Structured figure records:
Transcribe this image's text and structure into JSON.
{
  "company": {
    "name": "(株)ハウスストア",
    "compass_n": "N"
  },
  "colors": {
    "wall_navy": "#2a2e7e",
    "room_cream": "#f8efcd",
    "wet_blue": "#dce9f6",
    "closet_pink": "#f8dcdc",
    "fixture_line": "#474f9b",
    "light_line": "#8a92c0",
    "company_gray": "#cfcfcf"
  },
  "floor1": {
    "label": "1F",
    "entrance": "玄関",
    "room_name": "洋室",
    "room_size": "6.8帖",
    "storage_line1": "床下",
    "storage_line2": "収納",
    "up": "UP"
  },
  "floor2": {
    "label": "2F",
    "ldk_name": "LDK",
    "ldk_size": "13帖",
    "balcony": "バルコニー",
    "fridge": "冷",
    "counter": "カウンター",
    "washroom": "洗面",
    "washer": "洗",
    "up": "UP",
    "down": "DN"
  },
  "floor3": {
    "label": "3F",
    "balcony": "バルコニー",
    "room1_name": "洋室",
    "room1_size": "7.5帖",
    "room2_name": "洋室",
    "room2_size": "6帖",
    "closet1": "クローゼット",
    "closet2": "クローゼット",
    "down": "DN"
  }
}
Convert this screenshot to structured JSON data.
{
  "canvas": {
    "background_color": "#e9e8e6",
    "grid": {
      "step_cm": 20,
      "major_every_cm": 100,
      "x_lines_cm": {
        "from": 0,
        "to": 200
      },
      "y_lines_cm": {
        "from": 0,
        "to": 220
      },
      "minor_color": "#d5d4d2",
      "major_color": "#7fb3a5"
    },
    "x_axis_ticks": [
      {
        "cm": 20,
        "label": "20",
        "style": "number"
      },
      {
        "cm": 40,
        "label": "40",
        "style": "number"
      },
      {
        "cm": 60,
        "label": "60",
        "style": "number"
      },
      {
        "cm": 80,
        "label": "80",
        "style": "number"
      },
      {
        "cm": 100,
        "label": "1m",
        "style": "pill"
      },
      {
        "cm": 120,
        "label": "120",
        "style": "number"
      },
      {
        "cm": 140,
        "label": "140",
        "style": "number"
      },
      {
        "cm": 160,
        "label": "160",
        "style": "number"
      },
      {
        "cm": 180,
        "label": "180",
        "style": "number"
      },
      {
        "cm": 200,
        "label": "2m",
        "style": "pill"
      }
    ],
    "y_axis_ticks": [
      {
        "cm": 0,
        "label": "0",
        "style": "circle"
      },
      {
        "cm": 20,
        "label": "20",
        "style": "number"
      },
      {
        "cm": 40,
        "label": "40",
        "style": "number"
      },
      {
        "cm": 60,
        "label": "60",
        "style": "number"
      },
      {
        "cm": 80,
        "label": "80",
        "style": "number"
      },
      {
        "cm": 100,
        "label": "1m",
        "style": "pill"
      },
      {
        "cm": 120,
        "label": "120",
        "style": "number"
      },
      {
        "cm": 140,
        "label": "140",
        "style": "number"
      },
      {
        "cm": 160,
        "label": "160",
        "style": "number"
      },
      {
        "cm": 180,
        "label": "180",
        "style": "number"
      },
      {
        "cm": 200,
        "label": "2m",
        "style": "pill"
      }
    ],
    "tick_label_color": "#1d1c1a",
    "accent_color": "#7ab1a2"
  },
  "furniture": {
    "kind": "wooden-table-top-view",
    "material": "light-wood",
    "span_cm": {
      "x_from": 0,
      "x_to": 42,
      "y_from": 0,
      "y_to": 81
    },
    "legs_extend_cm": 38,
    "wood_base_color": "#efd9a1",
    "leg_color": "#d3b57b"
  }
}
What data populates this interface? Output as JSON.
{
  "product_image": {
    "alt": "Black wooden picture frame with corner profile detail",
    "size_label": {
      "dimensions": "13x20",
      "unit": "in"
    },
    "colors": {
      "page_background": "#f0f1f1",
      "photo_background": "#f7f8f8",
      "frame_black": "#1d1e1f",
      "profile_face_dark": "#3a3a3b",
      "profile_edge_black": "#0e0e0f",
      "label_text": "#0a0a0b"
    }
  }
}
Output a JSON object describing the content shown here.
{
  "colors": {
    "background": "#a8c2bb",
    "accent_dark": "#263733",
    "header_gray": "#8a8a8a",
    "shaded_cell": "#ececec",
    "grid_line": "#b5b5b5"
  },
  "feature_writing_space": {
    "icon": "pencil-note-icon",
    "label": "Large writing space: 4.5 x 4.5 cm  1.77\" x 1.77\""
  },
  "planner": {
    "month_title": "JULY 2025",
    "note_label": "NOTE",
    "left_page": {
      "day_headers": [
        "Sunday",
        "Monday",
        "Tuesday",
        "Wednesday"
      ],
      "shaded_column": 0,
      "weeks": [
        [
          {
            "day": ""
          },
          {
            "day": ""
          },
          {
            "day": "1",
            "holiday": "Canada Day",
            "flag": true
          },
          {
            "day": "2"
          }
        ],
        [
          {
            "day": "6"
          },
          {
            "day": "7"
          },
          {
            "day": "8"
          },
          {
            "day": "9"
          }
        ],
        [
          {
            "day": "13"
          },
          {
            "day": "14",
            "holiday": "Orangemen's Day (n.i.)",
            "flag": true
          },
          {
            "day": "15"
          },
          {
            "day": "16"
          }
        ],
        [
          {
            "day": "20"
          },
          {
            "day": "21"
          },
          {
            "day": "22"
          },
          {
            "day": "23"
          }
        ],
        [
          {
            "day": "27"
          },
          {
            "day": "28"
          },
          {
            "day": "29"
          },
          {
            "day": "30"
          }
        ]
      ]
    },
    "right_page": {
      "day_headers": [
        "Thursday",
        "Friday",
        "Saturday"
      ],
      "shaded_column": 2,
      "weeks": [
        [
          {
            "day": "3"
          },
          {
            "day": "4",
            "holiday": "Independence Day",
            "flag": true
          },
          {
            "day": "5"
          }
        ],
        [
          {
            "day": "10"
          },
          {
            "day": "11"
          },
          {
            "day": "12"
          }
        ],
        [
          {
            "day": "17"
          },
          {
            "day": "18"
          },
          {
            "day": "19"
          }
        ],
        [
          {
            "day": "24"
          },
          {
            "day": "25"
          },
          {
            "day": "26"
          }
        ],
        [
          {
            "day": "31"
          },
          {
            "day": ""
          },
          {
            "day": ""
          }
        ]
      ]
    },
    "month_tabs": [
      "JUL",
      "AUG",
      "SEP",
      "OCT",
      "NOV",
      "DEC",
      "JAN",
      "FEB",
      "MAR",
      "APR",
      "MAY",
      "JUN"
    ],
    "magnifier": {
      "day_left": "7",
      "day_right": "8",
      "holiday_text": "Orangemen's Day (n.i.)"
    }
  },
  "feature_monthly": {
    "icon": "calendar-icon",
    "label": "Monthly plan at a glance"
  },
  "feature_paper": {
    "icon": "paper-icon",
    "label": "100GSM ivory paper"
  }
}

Description of the task: Give every line of the material that includes the string "JSON".

Written response:
Transcribe this image's text and structure into JSON.
Convert this screenshot to structured JSON data.
What data populates this interface? Output as JSON.
Output a JSON object describing the content shown here.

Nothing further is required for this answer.